GIVEN INSTRUCTION:
Go through the data below. List every line that holds the word "median".

Source records:
--- begin ---
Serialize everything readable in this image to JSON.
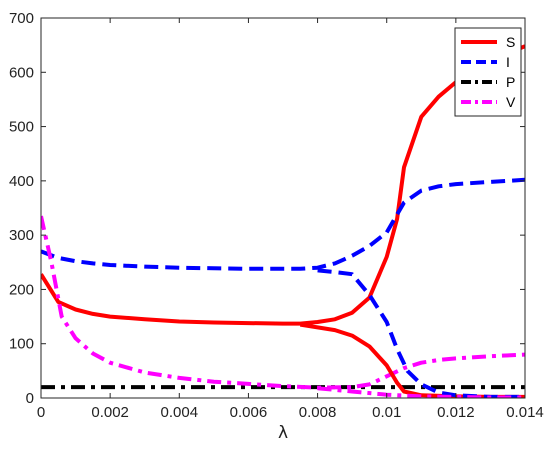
{
  "chart_data": {
    "type": "line",
    "title": "",
    "xlabel": "λ",
    "ylabel": "",
    "xlim": [
      0,
      0.014
    ],
    "ylim": [
      0,
      700
    ],
    "xticks": [
      0,
      0.002,
      0.004,
      0.006,
      0.008,
      0.01,
      0.012,
      0.014
    ],
    "xtick_labels": [
      "0",
      "0.002",
      "0.004",
      "0.006",
      "0.008",
      "0.01",
      "0.012",
      "0.014"
    ],
    "yticks": [
      0,
      100,
      200,
      300,
      400,
      500,
      600,
      700
    ],
    "ytick_labels": [
      "0",
      "100",
      "200",
      "300",
      "400",
      "500",
      "600",
      "700"
    ],
    "grid": false,
    "legend_position": "top-right",
    "series": [
      {
        "name": "S",
        "color": "#ff0000",
        "style": "solid",
        "x": [
          0,
          0.0005,
          0.001,
          0.0015,
          0.002,
          0.003,
          0.004,
          0.005,
          0.006,
          0.007,
          0.0075,
          0.008,
          0.0085,
          0.009,
          0.0095,
          0.01,
          0.0103,
          0.0105,
          0.011,
          0.0115,
          0.012,
          0.013,
          0.014
        ],
        "y": [
          228,
          177,
          163,
          155,
          150,
          145,
          141,
          139,
          138,
          137,
          137,
          140,
          145,
          157,
          185,
          260,
          330,
          425,
          518,
          555,
          582,
          622,
          648
        ]
      },
      {
        "name": "I",
        "color": "#0000ff",
        "style": "dashed",
        "x": [
          0,
          0.0005,
          0.001,
          0.0015,
          0.002,
          0.003,
          0.004,
          0.005,
          0.006,
          0.007,
          0.0075,
          0.008,
          0.0085,
          0.009,
          0.0095,
          0.01,
          0.0105,
          0.011,
          0.0115,
          0.012,
          0.013,
          0.014
        ],
        "y": [
          270,
          258,
          252,
          248,
          245,
          242,
          240,
          239,
          238,
          238,
          238,
          240,
          248,
          262,
          280,
          305,
          360,
          382,
          390,
          394,
          398,
          402
        ]
      },
      {
        "name": "P",
        "color": "#000000",
        "style": "dashdot",
        "x": [
          0,
          0.014
        ],
        "y": [
          20,
          20
        ]
      },
      {
        "name": "V",
        "color": "#ff00ff",
        "style": "dashdot",
        "x": [
          0,
          0.0003,
          0.0006,
          0.001,
          0.0015,
          0.002,
          0.003,
          0.004,
          0.005,
          0.006,
          0.007,
          0.008,
          0.009,
          0.0095,
          0.01,
          0.0105,
          0.011,
          0.0115,
          0.012,
          0.013,
          0.014
        ],
        "y": [
          335,
          250,
          150,
          110,
          82,
          65,
          47,
          37,
          30,
          26,
          22,
          19,
          20,
          25,
          40,
          55,
          65,
          70,
          73,
          77,
          80
        ]
      },
      {
        "name": "",
        "color": "#ff0000",
        "style": "solid",
        "x": [
          0.0075,
          0.008,
          0.0085,
          0.009,
          0.0095,
          0.01,
          0.0103,
          0.0105,
          0.011,
          0.012,
          0.013,
          0.014
        ],
        "y": [
          135,
          130,
          125,
          115,
          95,
          60,
          28,
          12,
          5,
          3,
          2,
          2
        ]
      },
      {
        "name": "",
        "color": "#0000ff",
        "style": "dashed",
        "x": [
          0.008,
          0.0085,
          0.009,
          0.0095,
          0.01,
          0.0103,
          0.0106,
          0.011,
          0.0115,
          0.012,
          0.013,
          0.014
        ],
        "y": [
          235,
          232,
          228,
          190,
          140,
          90,
          50,
          25,
          10,
          5,
          2,
          2
        ]
      },
      {
        "name": "",
        "color": "#ff00ff",
        "style": "dashdot",
        "x": [
          0.008,
          0.009,
          0.01,
          0.011,
          0.012,
          0.013,
          0.014
        ],
        "y": [
          18,
          12,
          6,
          3,
          2,
          1,
          1
        ]
      }
    ]
  }
}
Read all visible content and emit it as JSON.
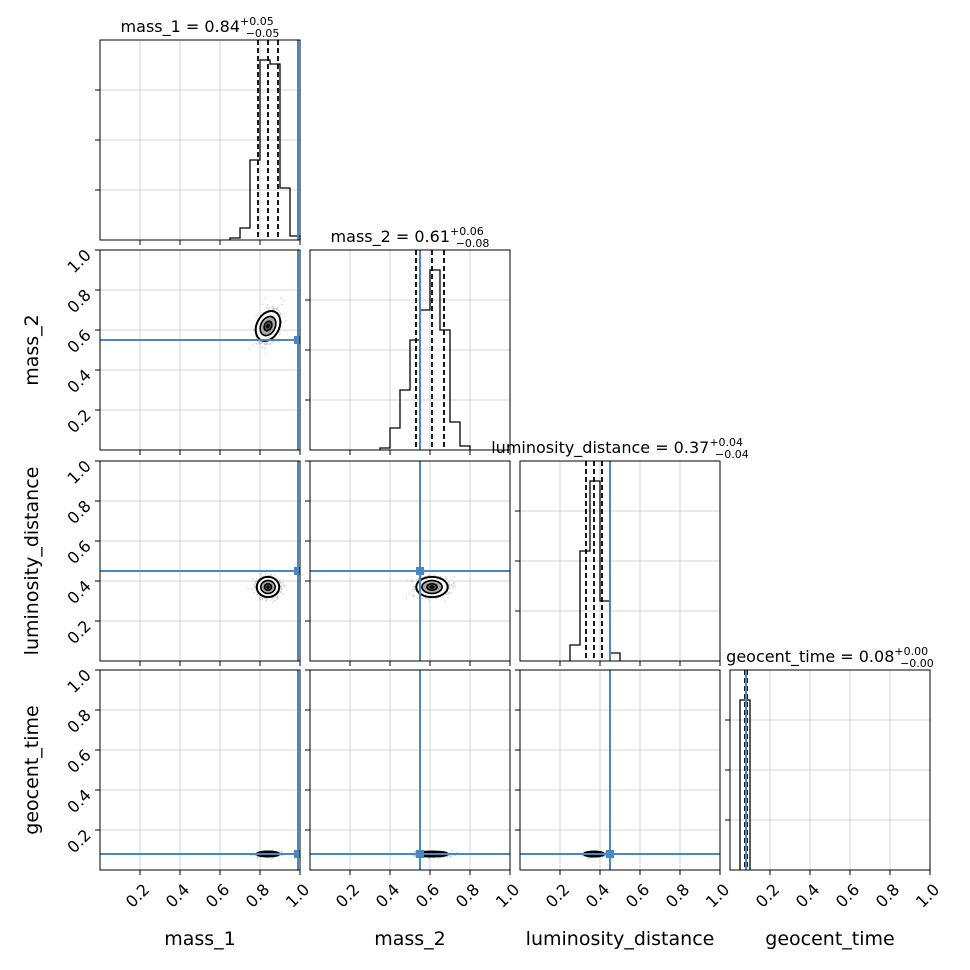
{
  "chart_data": {
    "type": "corner",
    "parameters": [
      "mass_1",
      "mass_2",
      "luminosity_distance",
      "geocent_time"
    ],
    "tick_values": [
      0.2,
      0.4,
      0.6,
      0.8,
      1.0
    ],
    "tick_labels": [
      "0.2",
      "0.4",
      "0.6",
      "0.8",
      "1.0"
    ],
    "axis_range": [
      0,
      1
    ],
    "grid": true,
    "colors": {
      "truth": "#4a86c0",
      "histogram": "#000000",
      "contour_fill": "#555555"
    },
    "truths": [
      0.99,
      0.55,
      0.45,
      0.08
    ],
    "marginals": [
      {
        "parameter": "mass_1",
        "title": "mass_1 = 0.84",
        "title_sup": "+0.05",
        "title_sub": "−0.05",
        "median": 0.84,
        "plus": 0.05,
        "minus": 0.05,
        "quantiles": [
          0.79,
          0.84,
          0.89
        ],
        "bin_edges": [
          0.65,
          0.7,
          0.75,
          0.8,
          0.85,
          0.9,
          0.95,
          1.0
        ],
        "counts": [
          0.01,
          0.06,
          0.4,
          0.9,
          0.88,
          0.26,
          0.02
        ]
      },
      {
        "parameter": "mass_2",
        "title": "mass_2 = 0.61",
        "title_sup": "+0.06",
        "title_sub": "−0.08",
        "median": 0.61,
        "plus": 0.06,
        "minus": 0.08,
        "quantiles": [
          0.53,
          0.61,
          0.67
        ],
        "bin_edges": [
          0.35,
          0.4,
          0.45,
          0.5,
          0.55,
          0.6,
          0.65,
          0.7,
          0.75,
          0.8
        ],
        "counts": [
          0.01,
          0.11,
          0.3,
          0.55,
          0.7,
          0.9,
          0.6,
          0.14,
          0.02
        ]
      },
      {
        "parameter": "luminosity_distance",
        "title": "luminosity_distance = 0.37",
        "title_sup": "+0.04",
        "title_sub": "−0.04",
        "median": 0.37,
        "plus": 0.04,
        "minus": 0.04,
        "quantiles": [
          0.33,
          0.37,
          0.41
        ],
        "bin_edges": [
          0.25,
          0.3,
          0.35,
          0.4,
          0.45,
          0.5
        ],
        "counts": [
          0.08,
          0.55,
          0.9,
          0.3,
          0.04
        ]
      },
      {
        "parameter": "geocent_time",
        "title": "geocent_time = 0.08",
        "title_sup": "+0.00",
        "title_sub": "−0.00",
        "median": 0.08,
        "plus": 0.0,
        "minus": 0.0,
        "quantiles": [
          0.075,
          0.08,
          0.085
        ],
        "bin_edges": [
          0.05,
          0.07,
          0.1
        ],
        "counts": [
          0.85,
          0.85
        ]
      }
    ],
    "joint": [
      {
        "x": "mass_1",
        "y": "mass_2",
        "center": [
          0.84,
          0.62
        ],
        "spread": [
          0.05,
          0.07
        ],
        "tilt": -0.5
      },
      {
        "x": "mass_1",
        "y": "luminosity_distance",
        "center": [
          0.84,
          0.37
        ],
        "spread": [
          0.05,
          0.045
        ],
        "tilt": 0
      },
      {
        "x": "mass_2",
        "y": "luminosity_distance",
        "center": [
          0.61,
          0.37
        ],
        "spread": [
          0.07,
          0.045
        ],
        "tilt": 0
      },
      {
        "x": "mass_1",
        "y": "geocent_time",
        "center": [
          0.84,
          0.08
        ],
        "spread": [
          0.05,
          0.004
        ],
        "tilt": 0
      },
      {
        "x": "mass_2",
        "y": "geocent_time",
        "center": [
          0.61,
          0.08
        ],
        "spread": [
          0.07,
          0.004
        ],
        "tilt": 0
      },
      {
        "x": "luminosity_distance",
        "y": "geocent_time",
        "center": [
          0.37,
          0.08
        ],
        "spread": [
          0.045,
          0.004
        ],
        "tilt": 0
      }
    ]
  }
}
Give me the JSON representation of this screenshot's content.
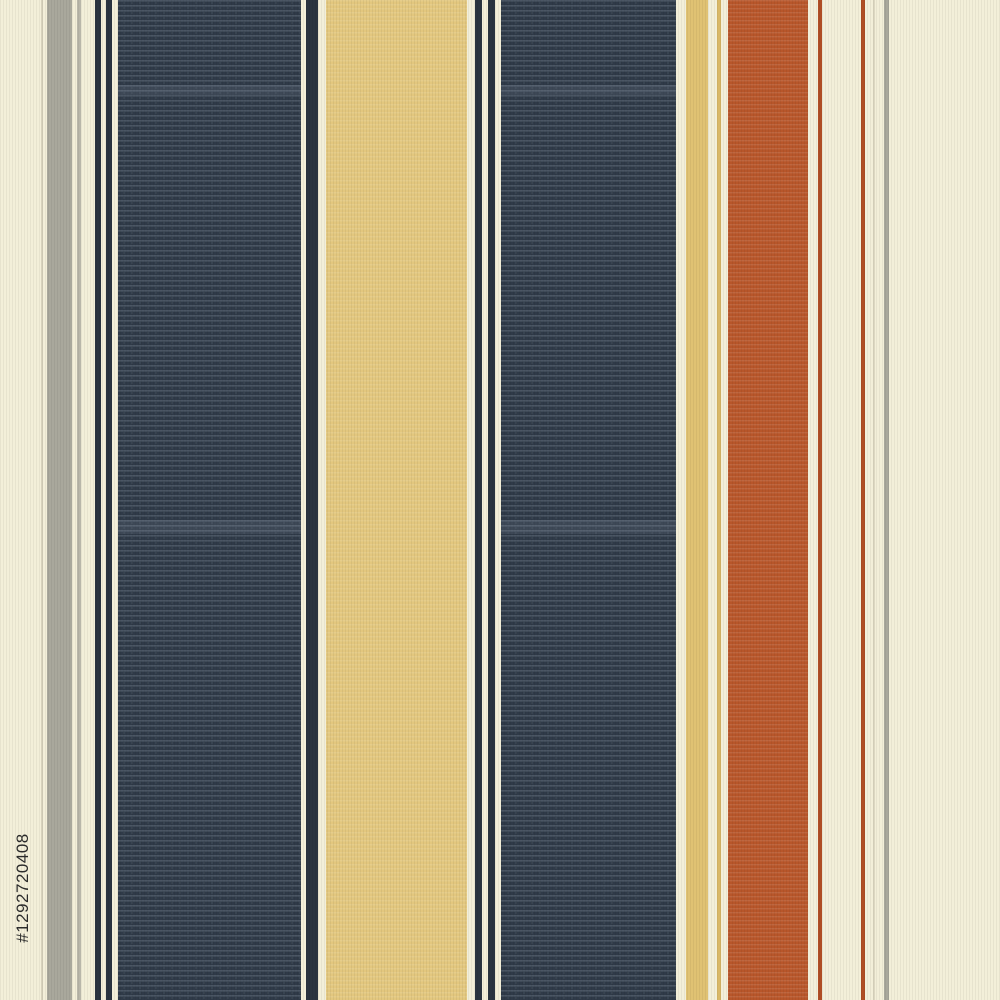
{
  "image": {
    "description_type": "woven-fabric-stripe-pattern",
    "watermark_text": "#1292720408",
    "palette": {
      "cream": "#f3efd9",
      "navy": "#2f3a48",
      "navy_dark": "#222a35",
      "mustard": "#e3c77e",
      "rust": "#b8562a",
      "gray": "#a9a89c",
      "white_line": "#f6f3e4"
    }
  }
}
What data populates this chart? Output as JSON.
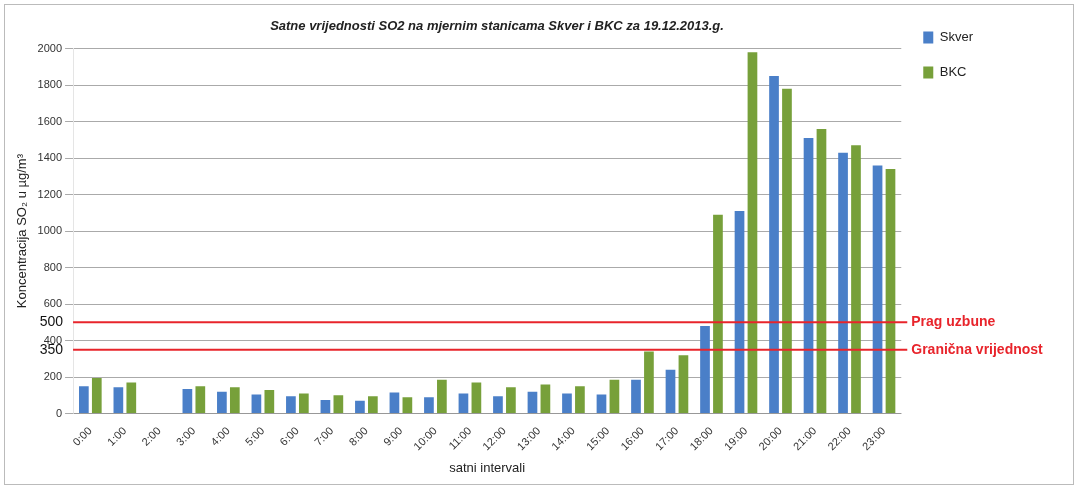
{
  "chart_data": {
    "type": "bar",
    "title": "Satne vrijednosti SO2 na mjernim stanicama Skver i BKC za 19.12.2013.g.",
    "xlabel": "satni intervali",
    "ylabel": "Koncentracija SO₂ u µg/m³",
    "categories": [
      "0:00",
      "1:00",
      "2:00",
      "3:00",
      "4:00",
      "5:00",
      "6:00",
      "7:00",
      "8:00",
      "9:00",
      "10:00",
      "11:00",
      "12:00",
      "13:00",
      "14:00",
      "15:00",
      "16:00",
      "17:00",
      "18:00",
      "19:00",
      "20:00",
      "21:00",
      "22:00",
      "23:00"
    ],
    "series": [
      {
        "name": "Skver",
        "color": "#4a7fc8",
        "values": [
          150,
          145,
          null,
          135,
          120,
          105,
          95,
          75,
          70,
          115,
          90,
          110,
          95,
          120,
          110,
          105,
          185,
          240,
          480,
          1110,
          1850,
          1510,
          1430,
          1360
        ]
      },
      {
        "name": "BKC",
        "color": "#77a03a",
        "values": [
          195,
          170,
          null,
          150,
          145,
          130,
          110,
          100,
          95,
          90,
          185,
          170,
          145,
          160,
          150,
          185,
          340,
          320,
          1090,
          1980,
          1780,
          1560,
          1470,
          1340
        ]
      }
    ],
    "ylim": [
      0,
      2000
    ],
    "yticks": [
      0,
      200,
      400,
      600,
      800,
      1000,
      1200,
      1400,
      1600,
      1800,
      2000
    ],
    "ref_lines": [
      {
        "axis": "y",
        "value": 500,
        "label": "Prag uzbune",
        "color": "#e8242b"
      },
      {
        "axis": "y",
        "value": 350,
        "label": "Granična vrijednost",
        "color": "#e8242b"
      }
    ],
    "annotations": [
      "500",
      "350"
    ],
    "grid": "y",
    "legend": "top right"
  }
}
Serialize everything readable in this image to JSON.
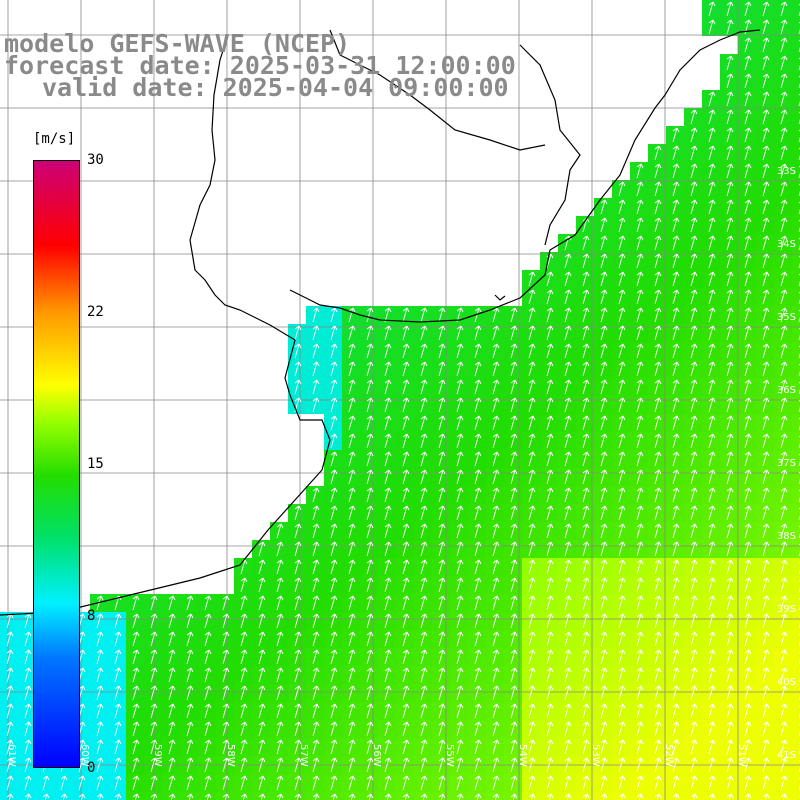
{
  "title": {
    "line1": "modelo GEFS-WAVE (NCEP)",
    "line2": "forecast date: 2025-03-31 12:00:00",
    "line3": "valid date: 2025-04-04 09:00:00"
  },
  "colorbar": {
    "unit": "[m/s]",
    "ticks": [
      "30",
      "22",
      "15",
      "8",
      "0"
    ],
    "range": [
      0,
      30
    ],
    "colors": [
      "#0000ff",
      "#0077ff",
      "#00f0ff",
      "#00e066",
      "#22dd00",
      "#99ff00",
      "#ffff00",
      "#ff9900",
      "#ff0000",
      "#cc0077"
    ]
  },
  "lat_labels": [
    "33S",
    "34S",
    "35S",
    "36S",
    "37S",
    "38S",
    "39S",
    "40S",
    "41S"
  ],
  "lon_labels": [
    "61W",
    "60W",
    "59W",
    "58W",
    "57W",
    "56W",
    "55W",
    "54W",
    "53W",
    "52W",
    "51W"
  ],
  "field": {
    "variable": "wind speed",
    "land_color": "#ffffff",
    "coast_color": "#000000",
    "grid_color": "#888888",
    "arrow_color": "#ffffff",
    "arrow_direction": "north-northeast"
  }
}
--- end ---
TASK RESULT:
        "median": 0.84,
        "median": 0.61,
        "median": 0.37,
        "median": 0.08,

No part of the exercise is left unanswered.